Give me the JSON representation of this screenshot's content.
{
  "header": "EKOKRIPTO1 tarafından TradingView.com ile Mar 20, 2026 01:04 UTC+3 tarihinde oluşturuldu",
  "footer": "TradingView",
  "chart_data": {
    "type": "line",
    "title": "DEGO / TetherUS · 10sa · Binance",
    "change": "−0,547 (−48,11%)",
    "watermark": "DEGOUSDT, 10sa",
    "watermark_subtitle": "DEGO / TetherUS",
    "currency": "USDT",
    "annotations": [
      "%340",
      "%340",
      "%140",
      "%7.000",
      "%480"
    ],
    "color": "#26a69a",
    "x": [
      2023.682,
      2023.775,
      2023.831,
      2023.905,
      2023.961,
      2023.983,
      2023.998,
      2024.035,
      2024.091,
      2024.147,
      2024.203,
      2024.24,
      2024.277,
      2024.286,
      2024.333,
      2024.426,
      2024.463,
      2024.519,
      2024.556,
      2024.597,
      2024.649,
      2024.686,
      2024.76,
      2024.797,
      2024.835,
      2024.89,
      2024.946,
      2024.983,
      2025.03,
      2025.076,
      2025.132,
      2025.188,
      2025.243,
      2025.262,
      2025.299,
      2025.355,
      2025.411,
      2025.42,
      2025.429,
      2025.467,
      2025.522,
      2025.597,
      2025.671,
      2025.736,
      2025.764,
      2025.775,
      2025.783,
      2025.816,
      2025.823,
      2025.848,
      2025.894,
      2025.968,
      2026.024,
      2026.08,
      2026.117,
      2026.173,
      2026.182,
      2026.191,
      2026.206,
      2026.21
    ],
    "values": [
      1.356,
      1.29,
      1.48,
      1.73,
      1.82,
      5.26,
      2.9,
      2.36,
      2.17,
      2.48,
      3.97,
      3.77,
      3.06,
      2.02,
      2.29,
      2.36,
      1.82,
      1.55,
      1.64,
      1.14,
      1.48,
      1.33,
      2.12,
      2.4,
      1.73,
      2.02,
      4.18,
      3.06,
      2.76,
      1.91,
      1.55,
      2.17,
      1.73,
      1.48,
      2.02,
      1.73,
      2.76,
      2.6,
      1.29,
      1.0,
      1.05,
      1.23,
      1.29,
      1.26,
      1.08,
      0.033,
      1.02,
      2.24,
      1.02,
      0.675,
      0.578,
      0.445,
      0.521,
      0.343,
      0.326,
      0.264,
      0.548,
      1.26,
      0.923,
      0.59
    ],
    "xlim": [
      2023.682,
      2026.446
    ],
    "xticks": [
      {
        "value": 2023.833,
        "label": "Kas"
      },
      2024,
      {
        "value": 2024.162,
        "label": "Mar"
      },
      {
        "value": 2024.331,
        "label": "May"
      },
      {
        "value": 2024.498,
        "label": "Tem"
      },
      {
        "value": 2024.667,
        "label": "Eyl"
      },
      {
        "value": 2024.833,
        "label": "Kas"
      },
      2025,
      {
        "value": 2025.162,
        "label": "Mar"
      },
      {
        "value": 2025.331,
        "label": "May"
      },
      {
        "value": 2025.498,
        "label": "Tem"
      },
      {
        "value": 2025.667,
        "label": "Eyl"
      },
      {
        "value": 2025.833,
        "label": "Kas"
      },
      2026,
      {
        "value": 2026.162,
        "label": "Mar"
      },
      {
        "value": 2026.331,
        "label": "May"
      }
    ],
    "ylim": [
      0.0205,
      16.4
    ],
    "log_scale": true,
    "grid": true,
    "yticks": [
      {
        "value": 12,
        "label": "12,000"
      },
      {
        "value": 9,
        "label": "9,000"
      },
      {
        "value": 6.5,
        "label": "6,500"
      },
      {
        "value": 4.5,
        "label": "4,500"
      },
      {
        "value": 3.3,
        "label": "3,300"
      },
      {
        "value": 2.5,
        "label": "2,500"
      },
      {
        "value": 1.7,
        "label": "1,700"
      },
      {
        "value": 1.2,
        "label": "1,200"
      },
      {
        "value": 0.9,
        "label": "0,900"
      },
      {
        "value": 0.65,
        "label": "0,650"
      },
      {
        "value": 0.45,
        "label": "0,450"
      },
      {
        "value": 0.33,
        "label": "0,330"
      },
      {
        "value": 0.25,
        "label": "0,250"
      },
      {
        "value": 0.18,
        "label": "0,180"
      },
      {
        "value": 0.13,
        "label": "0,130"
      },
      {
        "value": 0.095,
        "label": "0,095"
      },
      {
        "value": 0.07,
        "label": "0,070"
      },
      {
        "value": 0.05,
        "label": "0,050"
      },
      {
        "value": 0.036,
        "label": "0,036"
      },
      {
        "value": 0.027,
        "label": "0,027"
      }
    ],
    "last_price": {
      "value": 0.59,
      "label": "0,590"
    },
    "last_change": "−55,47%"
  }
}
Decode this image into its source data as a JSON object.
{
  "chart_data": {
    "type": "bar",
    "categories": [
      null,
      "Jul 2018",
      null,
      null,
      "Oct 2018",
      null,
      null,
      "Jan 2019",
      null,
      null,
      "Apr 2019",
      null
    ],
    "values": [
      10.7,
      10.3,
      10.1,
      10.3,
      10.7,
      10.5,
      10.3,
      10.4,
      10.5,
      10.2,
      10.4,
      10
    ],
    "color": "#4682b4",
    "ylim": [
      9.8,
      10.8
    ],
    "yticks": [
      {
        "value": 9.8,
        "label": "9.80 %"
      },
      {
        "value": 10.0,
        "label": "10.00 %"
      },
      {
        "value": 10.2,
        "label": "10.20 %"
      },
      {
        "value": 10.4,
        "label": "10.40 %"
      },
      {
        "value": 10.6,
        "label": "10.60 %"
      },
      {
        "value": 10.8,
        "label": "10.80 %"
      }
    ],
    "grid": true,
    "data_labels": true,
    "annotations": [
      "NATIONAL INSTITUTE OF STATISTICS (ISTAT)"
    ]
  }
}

--------

Transcribe each entry exactly.

Give me the JSON representation of this screenshot's content.
{
  "header": "EKOKRIPTO1 tarafından TradingView.com ile Mar 20, 2026 01:04 UTC+3 tarihinde oluşturuldu",
  "footer": "TradingView",
  "chart_data": {
    "type": "line",
    "title": "DEGO / TetherUS · 10sa · Binance",
    "change": "−0,547 (−48,11%)",
    "watermark": "DEGOUSDT, 10sa",
    "watermark_subtitle": "DEGO / TetherUS",
    "currency": "USDT",
    "annotations": [
      "%340",
      "%340",
      "%140",
      "%7.000",
      "%480"
    ],
    "color": "#26a69a",
    "x": [
      2023.682,
      2023.775,
      2023.831,
      2023.905,
      2023.961,
      2023.983,
      2023.998,
      2024.035,
      2024.091,
      2024.147,
      2024.203,
      2024.24,
      2024.277,
      2024.286,
      2024.333,
      2024.426,
      2024.463,
      2024.519,
      2024.556,
      2024.597,
      2024.649,
      2024.686,
      2024.76,
      2024.797,
      2024.835,
      2024.89,
      2024.946,
      2024.983,
      2025.03,
      2025.076,
      2025.132,
      2025.188,
      2025.243,
      2025.262,
      2025.299,
      2025.355,
      2025.411,
      2025.42,
      2025.429,
      2025.467,
      2025.522,
      2025.597,
      2025.671,
      2025.736,
      2025.764,
      2025.775,
      2025.783,
      2025.816,
      2025.823,
      2025.848,
      2025.894,
      2025.968,
      2026.024,
      2026.08,
      2026.117,
      2026.173,
      2026.182,
      2026.191,
      2026.206,
      2026.21
    ],
    "values": [
      1.356,
      1.29,
      1.48,
      1.73,
      1.82,
      5.26,
      2.9,
      2.36,
      2.17,
      2.48,
      3.97,
      3.77,
      3.06,
      2.02,
      2.29,
      2.36,
      1.82,
      1.55,
      1.64,
      1.14,
      1.48,
      1.33,
      2.12,
      2.4,
      1.73,
      2.02,
      4.18,
      3.06,
      2.76,
      1.91,
      1.55,
      2.17,
      1.73,
      1.48,
      2.02,
      1.73,
      2.76,
      2.6,
      1.29,
      1.0,
      1.05,
      1.23,
      1.29,
      1.26,
      1.08,
      0.033,
      1.02,
      2.24,
      1.02,
      0.675,
      0.578,
      0.445,
      0.521,
      0.343,
      0.326,
      0.264,
      0.548,
      1.26,
      0.923,
      0.59
    ],
    "xlim": [
      2023.682,
      2026.446
    ],
    "xticks": [
      {
        "value": 2023.833,
        "label": "Kas"
      },
      2024,
      {
        "value": 2024.162,
        "label": "Mar"
      },
      {
        "value": 2024.331,
        "label": "May"
      },
      {
        "value": 2024.498,
        "label": "Tem"
      },
      {
        "value": 2024.667,
        "label": "Eyl"
      },
      {
        "value": 2024.833,
        "label": "Kas"
      },
      2025,
      {
        "value": 2025.162,
        "label": "Mar"
      },
      {
        "value": 2025.331,
        "label": "May"
      },
      {
        "value": 2025.498,
        "label": "Tem"
      },
      {
        "value": 2025.667,
        "label": "Eyl"
      },
      {
        "value": 2025.833,
        "label": "Kas"
      },
      2026,
      {
        "value": 2026.162,
        "label": "Mar"
      },
      {
        "value": 2026.331,
        "label": "May"
      }
    ],
    "ylim": [
      0.0205,
      16.4
    ],
    "log_scale": true,
    "grid": true,
    "yticks": [
      {
        "value": 12,
        "label": "12,000"
      },
      {
        "value": 9,
        "label": "9,000"
      },
      {
        "value": 6.5,
        "label": "6,500"
      },
      {
        "value": 4.5,
        "label": "4,500"
      },
      {
        "value": 3.3,
        "label": "3,300"
      },
      {
        "value": 2.5,
        "label": "2,500"
      },
      {
        "value": 1.7,
        "label": "1,700"
      },
      {
        "value": 1.2,
        "label": "1,200"
      },
      {
        "value": 0.9,
        "label": "0,900"
      },
      {
        "value": 0.65,
        "label": "0,650"
      },
      {
        "value": 0.45,
        "label": "0,450"
      },
      {
        "value": 0.33,
        "label": "0,330"
      },
      {
        "value": 0.25,
        "label": "0,250"
      },
      {
        "value": 0.18,
        "label": "0,180"
      },
      {
        "value": 0.13,
        "label": "0,130"
      },
      {
        "value": 0.095,
        "label": "0,095"
      },
      {
        "value": 0.07,
        "label": "0,070"
      },
      {
        "value": 0.05,
        "label": "0,050"
      },
      {
        "value": 0.036,
        "label": "0,036"
      },
      {
        "value": 0.027,
        "label": "0,027"
      }
    ],
    "last_price": {
      "value": 0.59,
      "label": "0,590"
    },
    "last_change": "−55,47%"
  }
}
Decode this image into its source data as a JSON object.
{
  "chart_data": {
    "type": "bar",
    "categories": [
      null,
      "Jul 2018",
      null,
      null,
      "Oct 2018",
      null,
      null,
      "Jan 2019",
      null,
      null,
      "Apr 2019",
      null
    ],
    "values": [
      10.7,
      10.3,
      10.1,
      10.3,
      10.7,
      10.5,
      10.3,
      10.4,
      10.5,
      10.2,
      10.4,
      10
    ],
    "color": "#4682b4",
    "ylim": [
      9.8,
      10.8
    ],
    "yticks": [
      {
        "value": 9.8,
        "label": "9.80 %"
      },
      {
        "value": 10.0,
        "label": "10.00 %"
      },
      {
        "value": 10.2,
        "label": "10.20 %"
      },
      {
        "value": 10.4,
        "label": "10.40 %"
      },
      {
        "value": 10.6,
        "label": "10.60 %"
      },
      {
        "value": 10.8,
        "label": "10.80 %"
      }
    ],
    "grid": true,
    "data_labels": true,
    "annotations": [
      "NATIONAL INSTITUTE OF STATISTICS (ISTAT)"
    ]
  }
}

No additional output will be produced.